## start DATA PROVIDED
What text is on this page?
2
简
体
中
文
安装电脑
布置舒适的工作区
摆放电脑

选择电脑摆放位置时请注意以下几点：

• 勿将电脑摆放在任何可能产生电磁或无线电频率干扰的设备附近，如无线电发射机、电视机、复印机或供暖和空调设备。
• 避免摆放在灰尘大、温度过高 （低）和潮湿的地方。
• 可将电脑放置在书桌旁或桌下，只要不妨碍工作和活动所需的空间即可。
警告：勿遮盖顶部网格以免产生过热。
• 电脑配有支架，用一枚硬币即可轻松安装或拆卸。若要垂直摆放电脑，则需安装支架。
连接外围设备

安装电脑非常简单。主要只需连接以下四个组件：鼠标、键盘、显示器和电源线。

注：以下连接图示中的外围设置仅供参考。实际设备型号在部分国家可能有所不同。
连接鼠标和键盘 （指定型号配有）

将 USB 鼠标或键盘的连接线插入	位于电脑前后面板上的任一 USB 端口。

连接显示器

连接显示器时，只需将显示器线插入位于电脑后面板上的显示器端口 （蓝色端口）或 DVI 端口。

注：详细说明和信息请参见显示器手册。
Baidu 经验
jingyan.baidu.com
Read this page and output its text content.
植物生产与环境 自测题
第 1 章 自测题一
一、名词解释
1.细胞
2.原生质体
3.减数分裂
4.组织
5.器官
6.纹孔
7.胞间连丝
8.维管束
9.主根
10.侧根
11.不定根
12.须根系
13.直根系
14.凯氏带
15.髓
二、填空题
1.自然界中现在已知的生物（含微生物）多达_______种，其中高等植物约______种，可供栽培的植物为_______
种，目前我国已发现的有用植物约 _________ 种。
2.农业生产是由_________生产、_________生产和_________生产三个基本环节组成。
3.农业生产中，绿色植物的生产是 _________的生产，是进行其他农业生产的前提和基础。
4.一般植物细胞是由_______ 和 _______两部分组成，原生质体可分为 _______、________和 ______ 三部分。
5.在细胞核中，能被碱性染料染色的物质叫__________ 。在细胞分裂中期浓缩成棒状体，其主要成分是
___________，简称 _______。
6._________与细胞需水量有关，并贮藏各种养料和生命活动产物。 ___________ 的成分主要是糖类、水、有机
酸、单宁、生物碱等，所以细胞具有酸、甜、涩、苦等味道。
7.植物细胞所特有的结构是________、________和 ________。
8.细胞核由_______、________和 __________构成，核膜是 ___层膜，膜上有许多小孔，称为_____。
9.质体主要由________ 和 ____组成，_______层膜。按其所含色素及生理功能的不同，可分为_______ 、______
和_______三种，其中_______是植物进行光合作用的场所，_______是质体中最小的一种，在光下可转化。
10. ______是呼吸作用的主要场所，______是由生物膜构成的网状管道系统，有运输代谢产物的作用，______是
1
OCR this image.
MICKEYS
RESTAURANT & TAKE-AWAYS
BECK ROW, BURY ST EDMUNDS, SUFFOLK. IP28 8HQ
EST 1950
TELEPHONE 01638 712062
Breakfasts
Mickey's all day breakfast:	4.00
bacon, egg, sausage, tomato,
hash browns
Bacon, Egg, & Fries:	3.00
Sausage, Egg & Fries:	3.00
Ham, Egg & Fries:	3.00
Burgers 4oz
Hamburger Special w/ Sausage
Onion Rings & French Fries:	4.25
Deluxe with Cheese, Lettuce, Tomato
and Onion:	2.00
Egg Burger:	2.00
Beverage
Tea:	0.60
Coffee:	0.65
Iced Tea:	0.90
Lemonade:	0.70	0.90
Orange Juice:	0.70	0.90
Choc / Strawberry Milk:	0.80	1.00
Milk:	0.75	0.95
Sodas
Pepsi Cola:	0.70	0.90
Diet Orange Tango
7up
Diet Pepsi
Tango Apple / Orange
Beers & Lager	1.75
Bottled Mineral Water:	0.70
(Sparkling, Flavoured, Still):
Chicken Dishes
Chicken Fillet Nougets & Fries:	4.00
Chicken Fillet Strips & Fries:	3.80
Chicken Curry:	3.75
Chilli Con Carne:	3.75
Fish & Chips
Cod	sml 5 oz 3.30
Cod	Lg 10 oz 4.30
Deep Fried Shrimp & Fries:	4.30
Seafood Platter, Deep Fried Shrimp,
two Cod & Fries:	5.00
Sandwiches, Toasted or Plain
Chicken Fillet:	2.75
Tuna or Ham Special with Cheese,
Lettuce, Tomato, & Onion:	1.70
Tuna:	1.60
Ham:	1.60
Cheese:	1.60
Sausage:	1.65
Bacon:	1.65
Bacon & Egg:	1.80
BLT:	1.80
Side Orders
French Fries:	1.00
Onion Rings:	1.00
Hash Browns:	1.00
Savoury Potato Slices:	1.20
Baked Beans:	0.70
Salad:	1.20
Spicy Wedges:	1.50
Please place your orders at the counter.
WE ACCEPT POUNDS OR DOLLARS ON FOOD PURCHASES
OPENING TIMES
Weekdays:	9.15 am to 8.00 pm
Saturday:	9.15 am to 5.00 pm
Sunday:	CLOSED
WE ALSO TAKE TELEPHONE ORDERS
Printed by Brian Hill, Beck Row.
## end DATA PROVIDED
▶ _WHAT IS REQUIRED_
Return what is listed above, exactly and completely.

▶ _RESULT OF THIS TASK_
What text is on this page?
2
简
体
中
文
安装电脑
布置舒适的工作区
摆放电脑

选择电脑摆放位置时请注意以下几点：

• 勿将电脑摆放在任何可能产生电磁或无线电频率干扰的设备附近，如无线电发射机、电视机、复印机或供暖和空调设备。
• 避免摆放在灰尘大、温度过高 （低）和潮湿的地方。
• 可将电脑放置在书桌旁或桌下，只要不妨碍工作和活动所需的空间即可。
警告：勿遮盖顶部网格以免产生过热。
• 电脑配有支架，用一枚硬币即可轻松安装或拆卸。若要垂直摆放电脑，则需安装支架。
连接外围设备

安装电脑非常简单。主要只需连接以下四个组件：鼠标、键盘、显示器和电源线。

注：以下连接图示中的外围设置仅供参考。实际设备型号在部分国家可能有所不同。
连接鼠标和键盘 （指定型号配有）

将 USB 鼠标或键盘的连接线插入	位于电脑前后面板上的任一 USB 端口。

连接显示器

连接显示器时，只需将显示器线插入位于电脑后面板上的显示器端口 （蓝色端口）或 DVI 端口。

注：详细说明和信息请参见显示器手册。
Baidu 经验
jingyan.baidu.com
Read this page and output its text content.
植物生产与环境 自测题
第 1 章 自测题一
一、名词解释
1.细胞
2.原生质体
3.减数分裂
4.组织
5.器官
6.纹孔
7.胞间连丝
8.维管束
9.主根
10.侧根
11.不定根
12.须根系
13.直根系
14.凯氏带
15.髓
二、填空题
1.自然界中现在已知的生物（含微生物）多达_______种，其中高等植物约______种，可供栽培的植物为_______
种，目前我国已发现的有用植物约 _________ 种。
2.农业生产是由_________生产、_________生产和_________生产三个基本环节组成。
3.农业生产中，绿色植物的生产是 _________的生产，是进行其他农业生产的前提和基础。
4.一般植物细胞是由_______ 和 _______两部分组成，原生质体可分为 _______、________和 ______ 三部分。
5.在细胞核中，能被碱性染料染色的物质叫__________ 。在细胞分裂中期浓缩成棒状体，其主要成分是
___________，简称 _______。
6._________与细胞需水量有关，并贮藏各种养料和生命活动产物。 ___________ 的成分主要是糖类、水、有机
酸、单宁、生物碱等，所以细胞具有酸、甜、涩、苦等味道。
7.植物细胞所特有的结构是________、________和 ________。
8.细胞核由_______、________和 __________构成，核膜是 ___层膜，膜上有许多小孔，称为_____。
9.质体主要由________ 和 ____组成，_______层膜。按其所含色素及生理功能的不同，可分为_______ 、______
和_______三种，其中_______是植物进行光合作用的场所，_______是质体中最小的一种，在光下可转化。
10. ______是呼吸作用的主要场所，______是由生物膜构成的网状管道系统，有运输代谢产物的作用，______是
1
OCR this image.
MICKEYS
RESTAURANT & TAKE-AWAYS
BECK ROW, BURY ST EDMUNDS, SUFFOLK. IP28 8HQ
EST 1950
TELEPHONE 01638 712062
Breakfasts
Mickey's all day breakfast:	4.00
bacon, egg, sausage, tomato,
hash browns
Bacon, Egg, & Fries:	3.00
Sausage, Egg & Fries:	3.00
Ham, Egg & Fries:	3.00
Burgers 4oz
Hamburger Special w/ Sausage
Onion Rings & French Fries:	4.25
Deluxe with Cheese, Lettuce, Tomato
and Onion:	2.00
Egg Burger:	2.00
Beverage
Tea:	0.60
Coffee:	0.65
Iced Tea:	0.90
Lemonade:	0.70	0.90
Orange Juice:	0.70	0.90
Choc / Strawberry Milk:	0.80	1.00
Milk:	0.75	0.95
Sodas
Pepsi Cola:	0.70	0.90
Diet Orange Tango
7up
Diet Pepsi
Tango Apple / Orange
Beers & Lager	1.75
Bottled Mineral Water:	0.70
(Sparkling, Flavoured, Still):
Chicken Dishes
Chicken Fillet Nougets & Fries:	4.00
Chicken Fillet Strips & Fries:	3.80
Chicken Curry:	3.75
Chilli Con Carne:	3.75
Fish & Chips
Cod	sml 5 oz 3.30
Cod	Lg 10 oz 4.30
Deep Fried Shrimp & Fries:	4.30
Seafood Platter, Deep Fried Shrimp,
two Cod & Fries:	5.00
Sandwiches, Toasted or Plain
Chicken Fillet:	2.75
Tuna or Ham Special with Cheese,
Lettuce, Tomato, & Onion:	1.70
Tuna:	1.60
Ham:	1.60
Cheese:	1.60
Sausage:	1.65
Bacon:	1.65
Bacon & Egg:	1.80
BLT:	1.80
Side Orders
French Fries:	1.00
Onion Rings:	1.00
Hash Browns:	1.00
Savoury Potato Slices:	1.20
Baked Beans:	0.70
Salad:	1.20
Spicy Wedges:	1.50
Please place your orders at the counter.
WE ACCEPT POUNDS OR DOLLARS ON FOOD PURCHASES
OPENING TIMES
Weekdays:	9.15 am to 8.00 pm
Saturday:	9.15 am to 5.00 pm
Sunday:	CLOSED
WE ALSO TAKE TELEPHONE ORDERS
Printed by Brian Hill, Beck Row.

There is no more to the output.